> **The request**:
Your task is to extract every entry that follows word for word while excluding the pictures.

- - - - - - -

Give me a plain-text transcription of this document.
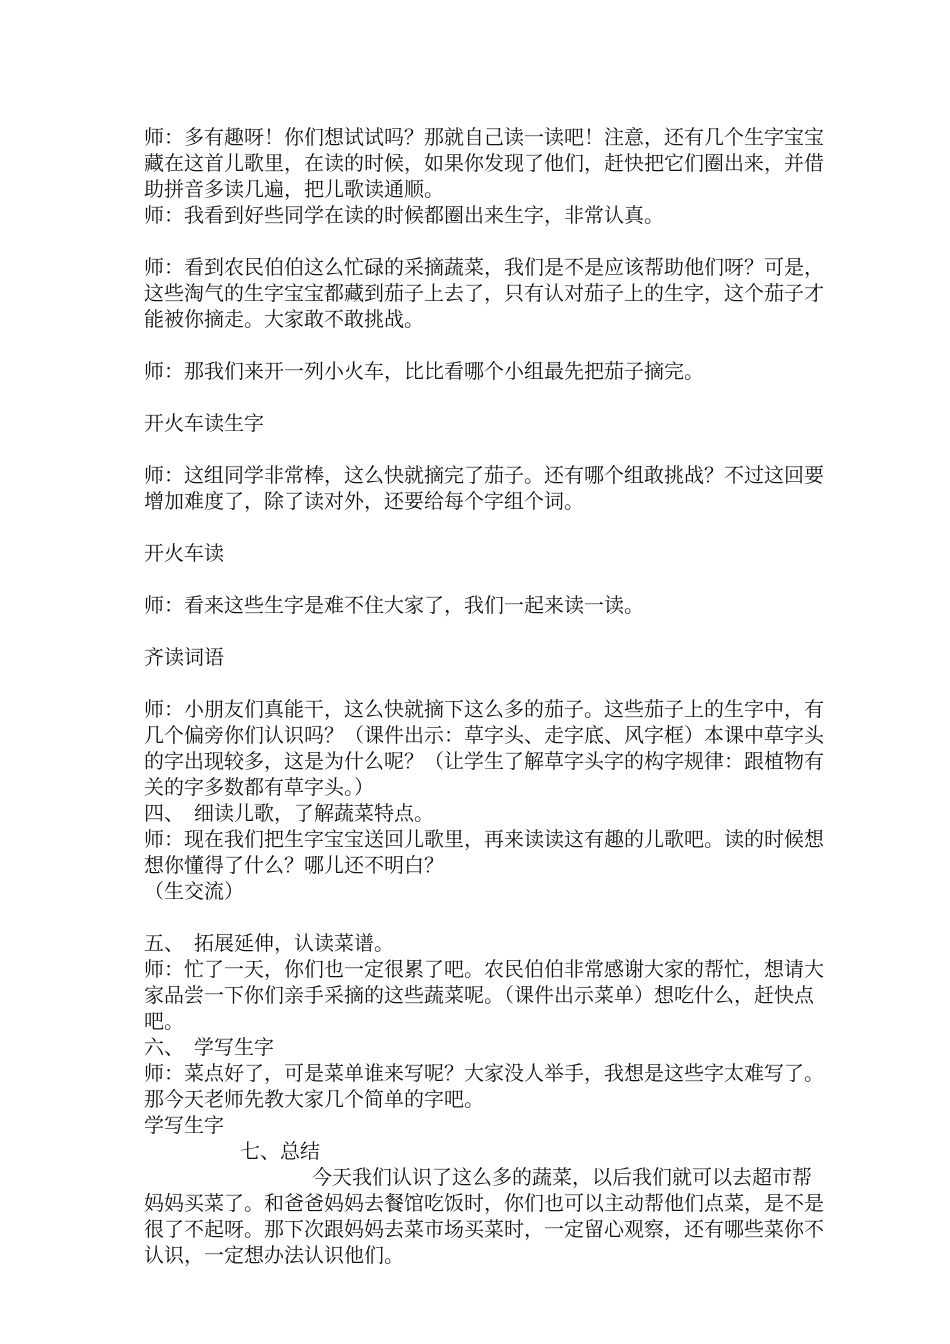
师：多有趣呀！你们想试试吗？那就自己读一读吧！注意，还有几个生字宝宝藏在这首儿歌里，在读的时候，如果你发现了他们，赶快把它们圈出来，并借助拼音多读几遍，把儿歌读通顺。

师：我看到好些同学在读的时候都圈出来生字，非常认真。

师：看到农民伯伯这么忙碌的采摘蔬菜，我们是不是应该帮助他们呀？可是，这些淘气的生字宝宝都藏到茄子上去了，只有认对茄子上的生字，这个茄子才能被你摘走。大家敢不敢挑战。

师：那我们来开一列小火车，比比看哪个小组最先把茄子摘完。

开火车读生字

师：这组同学非常棒，这么快就摘完了茄子。还有哪个组敢挑战？不过这回要增加难度了，除了读对外，还要给每个字组个词。

开火车读

师：看来这些生字是难不住大家了，我们一起来读一读。

齐读词语

师：小朋友们真能干，这么快就摘下这么多的茄子。这些茄子上的生字中，有几个偏旁你们认识吗？（课件出示：草字头、走字底、风字框）本课中草字头的字出现较多，这是为什么呢？（让学生了解草字头字的构字规律：跟植物有关的字多数都有草字头。）

四、　细读儿歌，了解蔬菜特点。

师：现在我们把生字宝宝送回儿歌里，再来读读这有趣的儿歌吧。读的时候想想你懂得了什么？哪儿还不明白？

（生交流）

五、　拓展延伸，认读菜谱。

师：忙了一天，你们也一定很累了吧。农民伯伯非常感谢大家的帮忙，想请大家品尝一下你们亲手采摘的这些蔬菜呢。（课件出示菜单）想吃什么，赶快点吧。

六、　学写生字

师：菜点好了，可是菜单谁来写呢？大家没人举手，我想是这些字太难写了。那今天老师先教大家几个简单的字吧。

学写生字

七、总结

今天我们认识了这么多的蔬菜，以后我们就可以去超市帮妈妈买菜了。和爸爸妈妈去餐馆吃饭时，你们也可以主动帮他们点菜，是不是很了不起呀。那下次跟妈妈去菜市场买菜时，一定留心观察，还有哪些菜你不认识，一定想办法认识他们。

- - - - - - -

> **Solution to this problem**:
Give me a plain-text transcription of this document.
师：多有趣呀！你们想试试吗？那就自己读一读吧！注意，还有几个生字宝宝藏在这首儿歌里，在读的时候，如果你发现了他们，赶快把它们圈出来，并借助拼音多读几遍，把儿歌读通顺。

师：我看到好些同学在读的时候都圈出来生字，非常认真。

师：看到农民伯伯这么忙碌的采摘蔬菜，我们是不是应该帮助他们呀？可是，这些淘气的生字宝宝都藏到茄子上去了，只有认对茄子上的生字，这个茄子才能被你摘走。大家敢不敢挑战。

师：那我们来开一列小火车，比比看哪个小组最先把茄子摘完。

开火车读生字

师：这组同学非常棒，这么快就摘完了茄子。还有哪个组敢挑战？不过这回要增加难度了，除了读对外，还要给每个字组个词。

开火车读

师：看来这些生字是难不住大家了，我们一起来读一读。

齐读词语

师：小朋友们真能干，这么快就摘下这么多的茄子。这些茄子上的生字中，有几个偏旁你们认识吗？（课件出示：草字头、走字底、风字框）本课中草字头的字出现较多，这是为什么呢？（让学生了解草字头字的构字规律：跟植物有关的字多数都有草字头。）

四、　细读儿歌，了解蔬菜特点。

师：现在我们把生字宝宝送回儿歌里，再来读读这有趣的儿歌吧。读的时候想想你懂得了什么？哪儿还不明白？

（生交流）

五、　拓展延伸，认读菜谱。

师：忙了一天，你们也一定很累了吧。农民伯伯非常感谢大家的帮忙，想请大家品尝一下你们亲手采摘的这些蔬菜呢。（课件出示菜单）想吃什么，赶快点吧。

六、　学写生字

师：菜点好了，可是菜单谁来写呢？大家没人举手，我想是这些字太难写了。那今天老师先教大家几个简单的字吧。

学写生字

七、总结

今天我们认识了这么多的蔬菜，以后我们就可以去超市帮妈妈买菜了。和爸爸妈妈去餐馆吃饭时，你们也可以主动帮他们点菜，是不是很了不起呀。那下次跟妈妈去菜市场买菜时，一定留心观察，还有哪些菜你不认识，一定想办法认识他们。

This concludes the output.